— START OF Records for the exercise —

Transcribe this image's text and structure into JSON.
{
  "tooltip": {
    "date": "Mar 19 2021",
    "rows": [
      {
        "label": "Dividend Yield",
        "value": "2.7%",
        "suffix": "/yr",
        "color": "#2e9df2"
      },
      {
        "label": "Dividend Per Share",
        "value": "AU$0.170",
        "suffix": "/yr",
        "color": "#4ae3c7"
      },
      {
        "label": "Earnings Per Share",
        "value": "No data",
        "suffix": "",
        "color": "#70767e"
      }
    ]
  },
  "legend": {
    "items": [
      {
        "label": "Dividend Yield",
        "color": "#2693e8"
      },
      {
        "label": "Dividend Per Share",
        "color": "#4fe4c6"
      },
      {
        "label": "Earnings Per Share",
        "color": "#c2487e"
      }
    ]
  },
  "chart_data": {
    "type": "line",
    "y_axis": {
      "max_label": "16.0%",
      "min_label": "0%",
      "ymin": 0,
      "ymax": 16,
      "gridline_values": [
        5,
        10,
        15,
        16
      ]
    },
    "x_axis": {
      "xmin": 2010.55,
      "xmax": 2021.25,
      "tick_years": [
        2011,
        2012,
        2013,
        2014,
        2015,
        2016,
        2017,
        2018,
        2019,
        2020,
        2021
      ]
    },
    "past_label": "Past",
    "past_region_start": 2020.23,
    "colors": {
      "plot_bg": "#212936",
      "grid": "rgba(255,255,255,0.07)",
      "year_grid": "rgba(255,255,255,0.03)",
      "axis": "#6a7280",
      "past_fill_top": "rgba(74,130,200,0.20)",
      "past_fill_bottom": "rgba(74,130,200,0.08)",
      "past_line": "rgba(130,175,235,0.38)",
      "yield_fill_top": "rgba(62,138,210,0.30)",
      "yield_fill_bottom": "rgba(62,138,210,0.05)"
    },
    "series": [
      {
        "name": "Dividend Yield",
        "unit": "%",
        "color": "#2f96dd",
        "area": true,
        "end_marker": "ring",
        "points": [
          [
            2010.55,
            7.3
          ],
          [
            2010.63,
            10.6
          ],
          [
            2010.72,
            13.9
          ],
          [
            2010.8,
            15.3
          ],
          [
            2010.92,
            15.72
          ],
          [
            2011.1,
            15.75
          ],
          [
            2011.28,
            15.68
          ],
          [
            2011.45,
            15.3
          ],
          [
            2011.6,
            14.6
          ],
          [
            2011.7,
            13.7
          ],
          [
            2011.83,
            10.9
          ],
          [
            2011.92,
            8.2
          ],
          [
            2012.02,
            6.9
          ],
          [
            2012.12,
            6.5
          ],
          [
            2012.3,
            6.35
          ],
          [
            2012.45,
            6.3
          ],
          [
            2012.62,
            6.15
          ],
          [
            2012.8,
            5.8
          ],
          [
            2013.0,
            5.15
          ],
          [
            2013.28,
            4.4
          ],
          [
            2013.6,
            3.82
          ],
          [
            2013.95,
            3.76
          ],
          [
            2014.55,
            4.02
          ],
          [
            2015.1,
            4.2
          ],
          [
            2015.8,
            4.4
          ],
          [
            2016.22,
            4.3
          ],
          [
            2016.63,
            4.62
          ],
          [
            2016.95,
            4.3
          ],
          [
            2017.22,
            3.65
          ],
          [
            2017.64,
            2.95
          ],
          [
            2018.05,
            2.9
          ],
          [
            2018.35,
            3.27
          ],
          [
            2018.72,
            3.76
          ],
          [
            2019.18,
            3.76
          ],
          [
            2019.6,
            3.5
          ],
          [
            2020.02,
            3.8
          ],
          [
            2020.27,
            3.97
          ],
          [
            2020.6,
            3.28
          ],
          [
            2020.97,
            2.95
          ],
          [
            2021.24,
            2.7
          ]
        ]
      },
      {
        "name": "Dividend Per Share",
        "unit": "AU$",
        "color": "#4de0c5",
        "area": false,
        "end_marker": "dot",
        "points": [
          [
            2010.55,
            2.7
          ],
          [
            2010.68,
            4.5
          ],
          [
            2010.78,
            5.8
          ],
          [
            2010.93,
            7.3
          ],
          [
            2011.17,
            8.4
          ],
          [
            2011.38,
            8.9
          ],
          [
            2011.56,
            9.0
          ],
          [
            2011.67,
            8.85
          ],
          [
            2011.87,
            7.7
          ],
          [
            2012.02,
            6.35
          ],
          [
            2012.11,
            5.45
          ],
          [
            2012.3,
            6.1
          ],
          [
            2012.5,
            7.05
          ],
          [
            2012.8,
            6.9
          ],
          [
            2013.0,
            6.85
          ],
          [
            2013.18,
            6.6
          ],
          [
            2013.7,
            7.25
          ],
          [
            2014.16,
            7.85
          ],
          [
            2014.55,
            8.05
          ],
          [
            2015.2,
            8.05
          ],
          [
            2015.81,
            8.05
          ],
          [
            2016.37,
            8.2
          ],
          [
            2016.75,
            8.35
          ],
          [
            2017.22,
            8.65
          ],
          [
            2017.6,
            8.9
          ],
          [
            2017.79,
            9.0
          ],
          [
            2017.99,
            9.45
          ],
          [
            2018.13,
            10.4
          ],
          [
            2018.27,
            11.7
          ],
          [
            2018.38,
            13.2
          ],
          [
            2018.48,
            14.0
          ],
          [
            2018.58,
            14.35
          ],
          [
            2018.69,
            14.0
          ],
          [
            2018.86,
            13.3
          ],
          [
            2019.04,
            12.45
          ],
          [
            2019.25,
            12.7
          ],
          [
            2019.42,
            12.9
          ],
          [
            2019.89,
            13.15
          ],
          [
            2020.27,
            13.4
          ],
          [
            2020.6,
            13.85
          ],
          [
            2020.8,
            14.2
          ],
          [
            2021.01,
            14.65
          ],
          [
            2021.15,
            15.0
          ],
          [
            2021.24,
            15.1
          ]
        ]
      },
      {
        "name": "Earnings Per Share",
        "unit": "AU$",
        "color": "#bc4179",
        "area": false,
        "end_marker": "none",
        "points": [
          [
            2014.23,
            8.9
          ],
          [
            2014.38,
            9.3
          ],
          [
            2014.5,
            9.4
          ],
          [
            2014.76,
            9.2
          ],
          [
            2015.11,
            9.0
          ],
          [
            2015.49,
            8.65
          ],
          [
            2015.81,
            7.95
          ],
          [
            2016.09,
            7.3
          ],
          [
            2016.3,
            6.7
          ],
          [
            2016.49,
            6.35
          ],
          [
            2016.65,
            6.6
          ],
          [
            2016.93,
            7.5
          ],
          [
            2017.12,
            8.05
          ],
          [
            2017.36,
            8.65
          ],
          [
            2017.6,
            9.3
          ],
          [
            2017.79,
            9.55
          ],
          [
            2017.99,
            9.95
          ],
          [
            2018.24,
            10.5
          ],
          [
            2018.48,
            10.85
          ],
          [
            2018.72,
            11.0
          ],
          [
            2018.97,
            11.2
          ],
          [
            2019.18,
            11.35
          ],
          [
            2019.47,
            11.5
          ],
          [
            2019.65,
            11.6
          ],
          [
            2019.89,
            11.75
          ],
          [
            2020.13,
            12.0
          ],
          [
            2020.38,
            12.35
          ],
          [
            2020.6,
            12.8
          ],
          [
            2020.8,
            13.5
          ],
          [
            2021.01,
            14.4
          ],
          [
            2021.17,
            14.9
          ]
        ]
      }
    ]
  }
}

— END OF Records for the exercise —

## Task instructions
Nothing in the data may differ; print all of it exactly as written.

## Answer for the task
Transcribe this image's text and structure into JSON.
{
  "tooltip": {
    "date": "Mar 19 2021",
    "rows": [
      {
        "label": "Dividend Yield",
        "value": "2.7%",
        "suffix": "/yr",
        "color": "#2e9df2"
      },
      {
        "label": "Dividend Per Share",
        "value": "AU$0.170",
        "suffix": "/yr",
        "color": "#4ae3c7"
      },
      {
        "label": "Earnings Per Share",
        "value": "No data",
        "suffix": "",
        "color": "#70767e"
      }
    ]
  },
  "legend": {
    "items": [
      {
        "label": "Dividend Yield",
        "color": "#2693e8"
      },
      {
        "label": "Dividend Per Share",
        "color": "#4fe4c6"
      },
      {
        "label": "Earnings Per Share",
        "color": "#c2487e"
      }
    ]
  },
  "chart_data": {
    "type": "line",
    "y_axis": {
      "max_label": "16.0%",
      "min_label": "0%",
      "ymin": 0,
      "ymax": 16,
      "gridline_values": [
        5,
        10,
        15,
        16
      ]
    },
    "x_axis": {
      "xmin": 2010.55,
      "xmax": 2021.25,
      "tick_years": [
        2011,
        2012,
        2013,
        2014,
        2015,
        2016,
        2017,
        2018,
        2019,
        2020,
        2021
      ]
    },
    "past_label": "Past",
    "past_region_start": 2020.23,
    "colors": {
      "plot_bg": "#212936",
      "grid": "rgba(255,255,255,0.07)",
      "year_grid": "rgba(255,255,255,0.03)",
      "axis": "#6a7280",
      "past_fill_top": "rgba(74,130,200,0.20)",
      "past_fill_bottom": "rgba(74,130,200,0.08)",
      "past_line": "rgba(130,175,235,0.38)",
      "yield_fill_top": "rgba(62,138,210,0.30)",
      "yield_fill_bottom": "rgba(62,138,210,0.05)"
    },
    "series": [
      {
        "name": "Dividend Yield",
        "unit": "%",
        "color": "#2f96dd",
        "area": true,
        "end_marker": "ring",
        "points": [
          [
            2010.55,
            7.3
          ],
          [
            2010.63,
            10.6
          ],
          [
            2010.72,
            13.9
          ],
          [
            2010.8,
            15.3
          ],
          [
            2010.92,
            15.72
          ],
          [
            2011.1,
            15.75
          ],
          [
            2011.28,
            15.68
          ],
          [
            2011.45,
            15.3
          ],
          [
            2011.6,
            14.6
          ],
          [
            2011.7,
            13.7
          ],
          [
            2011.83,
            10.9
          ],
          [
            2011.92,
            8.2
          ],
          [
            2012.02,
            6.9
          ],
          [
            2012.12,
            6.5
          ],
          [
            2012.3,
            6.35
          ],
          [
            2012.45,
            6.3
          ],
          [
            2012.62,
            6.15
          ],
          [
            2012.8,
            5.8
          ],
          [
            2013.0,
            5.15
          ],
          [
            2013.28,
            4.4
          ],
          [
            2013.6,
            3.82
          ],
          [
            2013.95,
            3.76
          ],
          [
            2014.55,
            4.02
          ],
          [
            2015.1,
            4.2
          ],
          [
            2015.8,
            4.4
          ],
          [
            2016.22,
            4.3
          ],
          [
            2016.63,
            4.62
          ],
          [
            2016.95,
            4.3
          ],
          [
            2017.22,
            3.65
          ],
          [
            2017.64,
            2.95
          ],
          [
            2018.05,
            2.9
          ],
          [
            2018.35,
            3.27
          ],
          [
            2018.72,
            3.76
          ],
          [
            2019.18,
            3.76
          ],
          [
            2019.6,
            3.5
          ],
          [
            2020.02,
            3.8
          ],
          [
            2020.27,
            3.97
          ],
          [
            2020.6,
            3.28
          ],
          [
            2020.97,
            2.95
          ],
          [
            2021.24,
            2.7
          ]
        ]
      },
      {
        "name": "Dividend Per Share",
        "unit": "AU$",
        "color": "#4de0c5",
        "area": false,
        "end_marker": "dot",
        "points": [
          [
            2010.55,
            2.7
          ],
          [
            2010.68,
            4.5
          ],
          [
            2010.78,
            5.8
          ],
          [
            2010.93,
            7.3
          ],
          [
            2011.17,
            8.4
          ],
          [
            2011.38,
            8.9
          ],
          [
            2011.56,
            9.0
          ],
          [
            2011.67,
            8.85
          ],
          [
            2011.87,
            7.7
          ],
          [
            2012.02,
            6.35
          ],
          [
            2012.11,
            5.45
          ],
          [
            2012.3,
            6.1
          ],
          [
            2012.5,
            7.05
          ],
          [
            2012.8,
            6.9
          ],
          [
            2013.0,
            6.85
          ],
          [
            2013.18,
            6.6
          ],
          [
            2013.7,
            7.25
          ],
          [
            2014.16,
            7.85
          ],
          [
            2014.55,
            8.05
          ],
          [
            2015.2,
            8.05
          ],
          [
            2015.81,
            8.05
          ],
          [
            2016.37,
            8.2
          ],
          [
            2016.75,
            8.35
          ],
          [
            2017.22,
            8.65
          ],
          [
            2017.6,
            8.9
          ],
          [
            2017.79,
            9.0
          ],
          [
            2017.99,
            9.45
          ],
          [
            2018.13,
            10.4
          ],
          [
            2018.27,
            11.7
          ],
          [
            2018.38,
            13.2
          ],
          [
            2018.48,
            14.0
          ],
          [
            2018.58,
            14.35
          ],
          [
            2018.69,
            14.0
          ],
          [
            2018.86,
            13.3
          ],
          [
            2019.04,
            12.45
          ],
          [
            2019.25,
            12.7
          ],
          [
            2019.42,
            12.9
          ],
          [
            2019.89,
            13.15
          ],
          [
            2020.27,
            13.4
          ],
          [
            2020.6,
            13.85
          ],
          [
            2020.8,
            14.2
          ],
          [
            2021.01,
            14.65
          ],
          [
            2021.15,
            15.0
          ],
          [
            2021.24,
            15.1
          ]
        ]
      },
      {
        "name": "Earnings Per Share",
        "unit": "AU$",
        "color": "#bc4179",
        "area": false,
        "end_marker": "none",
        "points": [
          [
            2014.23,
            8.9
          ],
          [
            2014.38,
            9.3
          ],
          [
            2014.5,
            9.4
          ],
          [
            2014.76,
            9.2
          ],
          [
            2015.11,
            9.0
          ],
          [
            2015.49,
            8.65
          ],
          [
            2015.81,
            7.95
          ],
          [
            2016.09,
            7.3
          ],
          [
            2016.3,
            6.7
          ],
          [
            2016.49,
            6.35
          ],
          [
            2016.65,
            6.6
          ],
          [
            2016.93,
            7.5
          ],
          [
            2017.12,
            8.05
          ],
          [
            2017.36,
            8.65
          ],
          [
            2017.6,
            9.3
          ],
          [
            2017.79,
            9.55
          ],
          [
            2017.99,
            9.95
          ],
          [
            2018.24,
            10.5
          ],
          [
            2018.48,
            10.85
          ],
          [
            2018.72,
            11.0
          ],
          [
            2018.97,
            11.2
          ],
          [
            2019.18,
            11.35
          ],
          [
            2019.47,
            11.5
          ],
          [
            2019.65,
            11.6
          ],
          [
            2019.89,
            11.75
          ],
          [
            2020.13,
            12.0
          ],
          [
            2020.38,
            12.35
          ],
          [
            2020.6,
            12.8
          ],
          [
            2020.8,
            13.5
          ],
          [
            2021.01,
            14.4
          ],
          [
            2021.17,
            14.9
          ]
        ]
      }
    ]
  }
}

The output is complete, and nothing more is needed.